▶ _Written instruction_
Reproduce the listing below without changes, except that pictures are left out.

▶ _Figure record extracts_
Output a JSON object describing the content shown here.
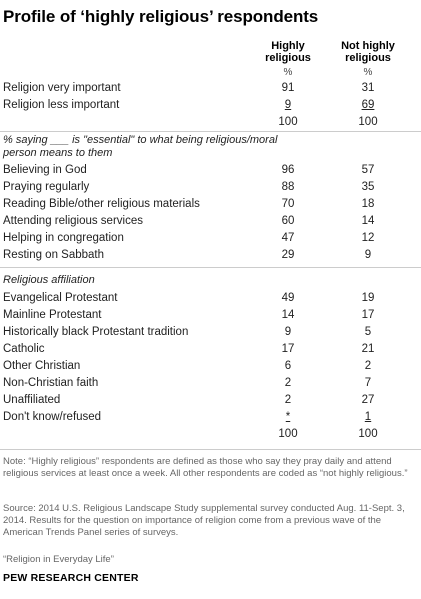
{
  "title": "Profile of ‘highly religious’ respondents",
  "columns": {
    "col1": {
      "line1": "Highly",
      "line2": "religious",
      "unit": "%"
    },
    "col2": {
      "line1": "Not highly",
      "line2": "religious",
      "unit": "%"
    }
  },
  "importance": [
    {
      "label": "Religion very important",
      "v1": "91",
      "v2": "31"
    },
    {
      "label": "Religion less important",
      "v1": "9",
      "v2": "69"
    },
    {
      "label": "",
      "v1": "100",
      "v2": "100"
    }
  ],
  "essential_heading": "% saying ___ is \"essential\" to what being religious/moral person means to them",
  "essential": [
    {
      "label": "Believing in God",
      "v1": "96",
      "v2": "57"
    },
    {
      "label": "Praying regularly",
      "v1": "88",
      "v2": "35"
    },
    {
      "label": "Reading Bible/other religious materials",
      "v1": "70",
      "v2": "18"
    },
    {
      "label": "Attending religious services",
      "v1": "60",
      "v2": "14"
    },
    {
      "label": "Helping in congregation",
      "v1": "47",
      "v2": "12"
    },
    {
      "label": "Resting on Sabbath",
      "v1": "29",
      "v2": "9"
    }
  ],
  "affiliation_heading": "Religious affiliation",
  "affiliation": [
    {
      "label": "Evangelical Protestant",
      "v1": "49",
      "v2": "19"
    },
    {
      "label": "Mainline Protestant",
      "v1": "14",
      "v2": "17"
    },
    {
      "label": "Historically black Protestant tradition",
      "v1": "9",
      "v2": "5"
    },
    {
      "label": "Catholic",
      "v1": "17",
      "v2": "21"
    },
    {
      "label": "Other Christian",
      "v1": "6",
      "v2": "2"
    },
    {
      "label": "Non-Christian faith",
      "v1": "2",
      "v2": "7"
    },
    {
      "label": "Unaffiliated",
      "v1": "2",
      "v2": "27"
    },
    {
      "label": "Don't know/refused",
      "v1": "*",
      "v2": "1"
    },
    {
      "label": "",
      "v1": "100",
      "v2": "100"
    }
  ],
  "note": "Note: “Highly religious” respondents are defined as those who say they pray daily and attend religious services at least once a week. All other respondents are coded as “not highly religious.”",
  "source": "Source: 2014 U.S. Religious Landscape Study supplemental survey conducted Aug. 11-Sept. 3, 2014. Results for the question on importance of religion come from a previous wave of the American Trends Panel series of surveys.",
  "report_title": "“Religion in Everyday Life”",
  "brand": "PEW RESEARCH CENTER"
}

▶ _Exercise result_
Output a JSON object describing the content shown here.
{
  "title": "Profile of ‘highly religious’ respondents",
  "columns": {
    "col1": {
      "line1": "Highly",
      "line2": "religious",
      "unit": "%"
    },
    "col2": {
      "line1": "Not highly",
      "line2": "religious",
      "unit": "%"
    }
  },
  "importance": [
    {
      "label": "Religion very important",
      "v1": "91",
      "v2": "31"
    },
    {
      "label": "Religion less important",
      "v1": "9",
      "v2": "69"
    },
    {
      "label": "",
      "v1": "100",
      "v2": "100"
    }
  ],
  "essential_heading": "% saying ___ is \"essential\" to what being religious/moral person means to them",
  "essential": [
    {
      "label": "Believing in God",
      "v1": "96",
      "v2": "57"
    },
    {
      "label": "Praying regularly",
      "v1": "88",
      "v2": "35"
    },
    {
      "label": "Reading Bible/other religious materials",
      "v1": "70",
      "v2": "18"
    },
    {
      "label": "Attending religious services",
      "v1": "60",
      "v2": "14"
    },
    {
      "label": "Helping in congregation",
      "v1": "47",
      "v2": "12"
    },
    {
      "label": "Resting on Sabbath",
      "v1": "29",
      "v2": "9"
    }
  ],
  "affiliation_heading": "Religious affiliation",
  "affiliation": [
    {
      "label": "Evangelical Protestant",
      "v1": "49",
      "v2": "19"
    },
    {
      "label": "Mainline Protestant",
      "v1": "14",
      "v2": "17"
    },
    {
      "label": "Historically black Protestant tradition",
      "v1": "9",
      "v2": "5"
    },
    {
      "label": "Catholic",
      "v1": "17",
      "v2": "21"
    },
    {
      "label": "Other Christian",
      "v1": "6",
      "v2": "2"
    },
    {
      "label": "Non-Christian faith",
      "v1": "2",
      "v2": "7"
    },
    {
      "label": "Unaffiliated",
      "v1": "2",
      "v2": "27"
    },
    {
      "label": "Don't know/refused",
      "v1": "*",
      "v2": "1"
    },
    {
      "label": "",
      "v1": "100",
      "v2": "100"
    }
  ],
  "note": "Note: “Highly religious” respondents are defined as those who say they pray daily and attend religious services at least once a week. All other respondents are coded as “not highly religious.”",
  "source": "Source: 2014 U.S. Religious Landscape Study supplemental survey conducted Aug. 11-Sept. 3, 2014. Results for the question on importance of religion come from a previous wave of the American Trends Panel series of surveys.",
  "report_title": "“Religion in Everyday Life”",
  "brand": "PEW RESEARCH CENTER"
}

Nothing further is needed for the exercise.